Reproduce the listing below character for character; drop every image.

┌──

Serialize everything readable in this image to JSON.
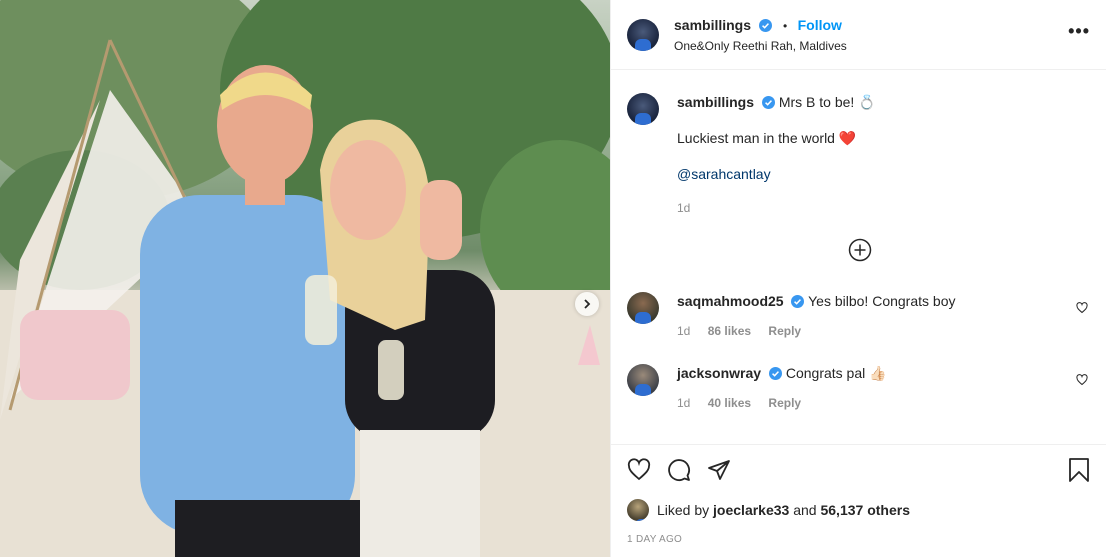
{
  "post": {
    "username": "sambillings",
    "follow_label": "Follow",
    "dot": "•",
    "location": "One&Only Reethi Rah, Maldives",
    "more": "•••"
  },
  "caption": {
    "username": "sambillings",
    "text1": "Mrs B to be! 💍",
    "text2": "Luckiest man in the world ❤️",
    "mention": "@sarahcantlay",
    "time": "1d"
  },
  "comments": [
    {
      "username": "saqmahmood25",
      "text": "Yes bilbo! Congrats boy",
      "time": "1d",
      "likes": "86 likes",
      "reply": "Reply"
    },
    {
      "username": "jacksonwray",
      "text": "Congrats pal 👍🏻",
      "time": "1d",
      "likes": "40 likes",
      "reply": "Reply"
    }
  ],
  "likes": {
    "prefix": "Liked by",
    "user": "joeclarke33",
    "and": "and",
    "others": "56,137 others"
  },
  "date": "1 DAY AGO",
  "colors": {
    "accent": "#0095f6",
    "mention": "#00376b",
    "heart": "#ed4956",
    "muted": "#8e8e8e"
  }
}
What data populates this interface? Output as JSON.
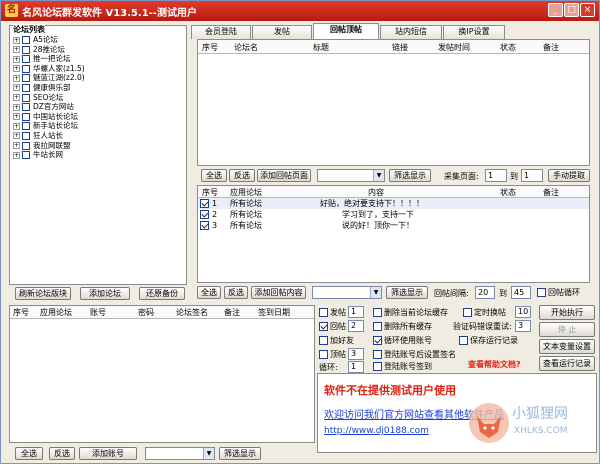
{
  "title": "名风论坛群发软件 V13.5.1--测试用户",
  "window_buttons": [
    "_",
    "□",
    "×"
  ],
  "colors": {
    "titlebar": "#d12d20",
    "link": "#1a3fd6",
    "warning": "#e02010"
  },
  "left_panel": {
    "title": "论坛列表",
    "forums": [
      "A5论坛",
      "28推论坛",
      "推一把论坛",
      "华螺人家(z1.5)",
      "魅蓝江湖(z2.0)",
      "健康俱乐部",
      "SEO论坛",
      "DZ官方网站",
      "中国站长论坛",
      "新手站长论坛",
      "狂人站长",
      "我拉网联盟",
      "牛站长网"
    ],
    "buttons": {
      "refresh": "刷新论坛版块",
      "add": "添加论坛",
      "restore": "还原备份"
    }
  },
  "tabs": [
    "会员登陆",
    "发帖",
    "回帖顶帖",
    "站内短信",
    "换IP设置"
  ],
  "active_tab": "回帖顶帖",
  "top_table": {
    "headers": [
      "序号",
      "论坛名",
      "标题",
      "链接",
      "发帖时间",
      "状态",
      "备注"
    ]
  },
  "top_controls": {
    "select_all": "全选",
    "invert": "反选",
    "add_reply_page": "添加回帖页面",
    "filter": "筛选显示",
    "collect_label": "采集页面:",
    "from": "1",
    "to_label": "到",
    "to": "1",
    "manual": "手动提取"
  },
  "reply_table": {
    "headers": [
      "序号",
      "应用论坛",
      "内容",
      "状态",
      "备注"
    ],
    "rows": [
      {
        "no": "1",
        "forum": "所有论坛",
        "content": "好贴，绝对要支持下！！！！",
        "checked": true
      },
      {
        "no": "2",
        "forum": "所有论坛",
        "content": "学习到了，支持一下",
        "checked": true
      },
      {
        "no": "3",
        "forum": "所有论坛",
        "content": "说的好！顶你一下！",
        "checked": true
      }
    ]
  },
  "mid_controls": {
    "select_all": "全选",
    "invert": "反选",
    "add_reply": "添加回帖内容",
    "filter": "筛选显示",
    "interval_label": "回帖间隔:",
    "interval_from": "20",
    "to_label": "到",
    "interval_to": "45",
    "loop": "回帖循环"
  },
  "account_table": {
    "headers": [
      "序号",
      "应用论坛",
      "账号",
      "密码",
      "论坛签名",
      "备注",
      "签到日期"
    ]
  },
  "bottom_left": {
    "select_all": "全选",
    "invert": "反选",
    "add_account": "添加账号",
    "filter": "筛选显示"
  },
  "options": {
    "post": {
      "label": "发帖",
      "value": "1",
      "checked": false
    },
    "reply": {
      "label": "回帖",
      "value": "2",
      "checked": true
    },
    "add_friend": {
      "label": "加好友",
      "checked": false
    },
    "bump": {
      "label": "顶帖",
      "value": "3",
      "checked": false
    },
    "loop_label": "循环:",
    "loop": "1",
    "del_post_cache": {
      "label": "删除当前论坛缓存",
      "checked": false
    },
    "del_all_cache": {
      "label": "删除所有缓存",
      "checked": false
    },
    "loop_account": {
      "label": "循环使用账号",
      "checked": true
    },
    "sign_after_login": {
      "label": "登陆账号后设置签名",
      "checked": false
    },
    "checkin": {
      "label": "登陆账号签到",
      "checked": false
    },
    "timed_switch": {
      "label": "定时换帖",
      "value": "10",
      "checked": false
    },
    "captcha_label": "验证码错误重试:",
    "captcha": "3",
    "save_log": {
      "label": "保存运行记录",
      "checked": false
    },
    "help": "查看帮助文档?"
  },
  "right_buttons": {
    "start": "开始执行",
    "stop": "停 止",
    "text_settings": "文本变量设置",
    "view_log": "查看运行记录"
  },
  "message": {
    "warning": "软件不在提供测试用户使用",
    "link_text": "欢迎访问我们官方网站查看其他软件产品",
    "url": "http://www.dj0188.com"
  },
  "watermark": {
    "cn": "小狐狸网",
    "en": "XHLKS.COM"
  }
}
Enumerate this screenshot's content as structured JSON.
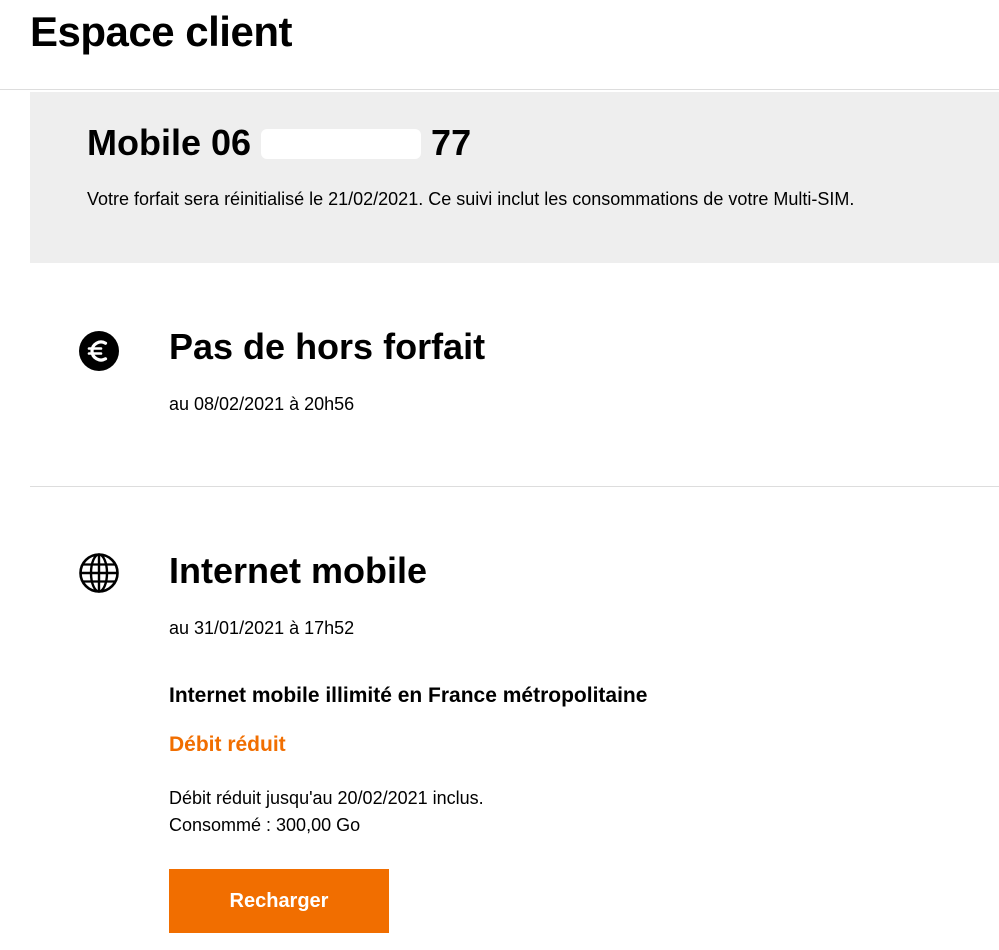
{
  "header": {
    "title": "Espace client"
  },
  "line": {
    "label_prefix": "Mobile 06",
    "label_suffix": "77",
    "description": "Votre forfait sera réinitialisé le 21/02/2021. Ce suivi inclut les consommations de votre Multi-SIM."
  },
  "sections": {
    "overage": {
      "icon": "euro-icon",
      "title": "Pas de hors forfait",
      "date": "au 08/02/2021 à 20h56"
    },
    "internet": {
      "icon": "globe-icon",
      "title": "Internet mobile",
      "date": "au 31/01/2021 à 17h52",
      "plan_name": "Internet mobile illimité en France métropolitaine",
      "status": "Débit réduit",
      "detail_reduced_until": "Débit réduit jusqu'au 20/02/2021 inclus.",
      "detail_consumed": "Consommé : 300,00 Go",
      "button_label": "Recharger"
    }
  },
  "colors": {
    "accent": "#f16e00",
    "card_background": "#eeeeee",
    "divider": "#dddddd"
  }
}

└──

*COMPLETE OUTPUT*.
Serialize everything readable in this image to JSON.
{
  "post": {
    "username": "sambillings",
    "follow_label": "Follow",
    "dot": "•",
    "location": "One&Only Reethi Rah, Maldives",
    "more": "•••"
  },
  "caption": {
    "username": "sambillings",
    "text1": "Mrs B to be! 💍",
    "text2": "Luckiest man in the world ❤️",
    "mention": "@sarahcantlay",
    "time": "1d"
  },
  "comments": [
    {
      "username": "saqmahmood25",
      "text": "Yes bilbo! Congrats boy",
      "time": "1d",
      "likes": "86 likes",
      "reply": "Reply"
    },
    {
      "username": "jacksonwray",
      "text": "Congrats pal 👍🏻",
      "time": "1d",
      "likes": "40 likes",
      "reply": "Reply"
    }
  ],
  "likes": {
    "prefix": "Liked by",
    "user": "joeclarke33",
    "and": "and",
    "others": "56,137 others"
  },
  "date": "1 DAY AGO",
  "colors": {
    "accent": "#0095f6",
    "mention": "#00376b",
    "heart": "#ed4956",
    "muted": "#8e8e8e"
  }
}
What data populates this interface? Output as JSON.
{
  "title": "名风论坛群发软件 V13.5.1--测试用户",
  "window_buttons": [
    "_",
    "□",
    "×"
  ],
  "colors": {
    "titlebar": "#d12d20",
    "link": "#1a3fd6",
    "warning": "#e02010"
  },
  "left_panel": {
    "title": "论坛列表",
    "forums": [
      "A5论坛",
      "28推论坛",
      "推一把论坛",
      "华螺人家(z1.5)",
      "魅蓝江湖(z2.0)",
      "健康俱乐部",
      "SEO论坛",
      "DZ官方网站",
      "中国站长论坛",
      "新手站长论坛",
      "狂人站长",
      "我拉网联盟",
      "牛站长网"
    ],
    "buttons": {
      "refresh": "刷新论坛版块",
      "add": "添加论坛",
      "restore": "还原备份"
    }
  },
  "tabs": [
    "会员登陆",
    "发帖",
    "回帖顶帖",
    "站内短信",
    "换IP设置"
  ],
  "active_tab": "回帖顶帖",
  "top_table": {
    "headers": [
      "序号",
      "论坛名",
      "标题",
      "链接",
      "发帖时间",
      "状态",
      "备注"
    ]
  },
  "top_controls": {
    "select_all": "全选",
    "invert": "反选",
    "add_reply_page": "添加回帖页面",
    "filter": "筛选显示",
    "collect_label": "采集页面:",
    "from": "1",
    "to_label": "到",
    "to": "1",
    "manual": "手动提取"
  },
  "reply_table": {
    "headers": [
      "序号",
      "应用论坛",
      "内容",
      "状态",
      "备注"
    ],
    "rows": [
      {
        "no": "1",
        "forum": "所有论坛",
        "content": "好贴，绝对要支持下！！！！",
        "checked": true
      },
      {
        "no": "2",
        "forum": "所有论坛",
        "content": "学习到了，支持一下",
        "checked": true
      },
      {
        "no": "3",
        "forum": "所有论坛",
        "content": "说的好！顶你一下！",
        "checked": true
      }
    ]
  },
  "mid_controls": {
    "select_all": "全选",
    "invert": "反选",
    "add_reply": "添加回帖内容",
    "filter": "筛选显示",
    "interval_label": "回帖间隔:",
    "interval_from": "20",
    "to_label": "到",
    "interval_to": "45",
    "loop": "回帖循环"
  },
  "account_table": {
    "headers": [
      "序号",
      "应用论坛",
      "账号",
      "密码",
      "论坛签名",
      "备注",
      "签到日期"
    ]
  },
  "bottom_left": {
    "select_all": "全选",
    "invert": "反选",
    "add_account": "添加账号",
    "filter": "筛选显示"
  },
  "options": {
    "post": {
      "label": "发帖",
      "value": "1",
      "checked": false
    },
    "reply": {
      "label": "回帖",
      "value": "2",
      "checked": true
    },
    "add_friend": {
      "label": "加好友",
      "checked": false
    },
    "bump": {
      "label": "顶帖",
      "value": "3",
      "checked": false
    },
    "loop_label": "循环:",
    "loop": "1",
    "del_post_cache": {
      "label": "删除当前论坛缓存",
      "checked": false
    },
    "del_all_cache": {
      "label": "删除所有缓存",
      "checked": false
    },
    "loop_account": {
      "label": "循环使用账号",
      "checked": true
    },
    "sign_after_login": {
      "label": "登陆账号后设置签名",
      "checked": false
    },
    "checkin": {
      "label": "登陆账号签到",
      "checked": false
    },
    "timed_switch": {
      "label": "定时换帖",
      "value": "10",
      "checked": false
    },
    "captcha_label": "验证码错误重试:",
    "captcha": "3",
    "save_log": {
      "label": "保存运行记录",
      "checked": false
    },
    "help": "查看帮助文档?"
  },
  "right_buttons": {
    "start": "开始执行",
    "stop": "停 止",
    "text_settings": "文本变量设置",
    "view_log": "查看运行记录"
  },
  "message": {
    "warning": "软件不在提供测试用户使用",
    "link_text": "欢迎访问我们官方网站查看其他软件产品",
    "url": "http://www.dj0188.com"
  },
  "watermark": {
    "cn": "小狐狸网",
    "en": "XHLKS.COM"
  }
}
Enumerate this screenshot's content as structured JSON.
{
  "header": {
    "title": "Espace client"
  },
  "line": {
    "label_prefix": "Mobile 06",
    "label_suffix": "77",
    "description": "Votre forfait sera réinitialisé le 21/02/2021. Ce suivi inclut les consommations de votre Multi-SIM."
  },
  "sections": {
    "overage": {
      "icon": "euro-icon",
      "title": "Pas de hors forfait",
      "date": "au 08/02/2021 à 20h56"
    },
    "internet": {
      "icon": "globe-icon",
      "title": "Internet mobile",
      "date": "au 31/01/2021 à 17h52",
      "plan_name": "Internet mobile illimité en France métropolitaine",
      "status": "Débit réduit",
      "detail_reduced_until": "Débit réduit jusqu'au 20/02/2021 inclus.",
      "detail_consumed": "Consommé : 300,00 Go",
      "button_label": "Recharger"
    }
  },
  "colors": {
    "accent": "#f16e00",
    "card_background": "#eeeeee",
    "divider": "#dddddd"
  }
}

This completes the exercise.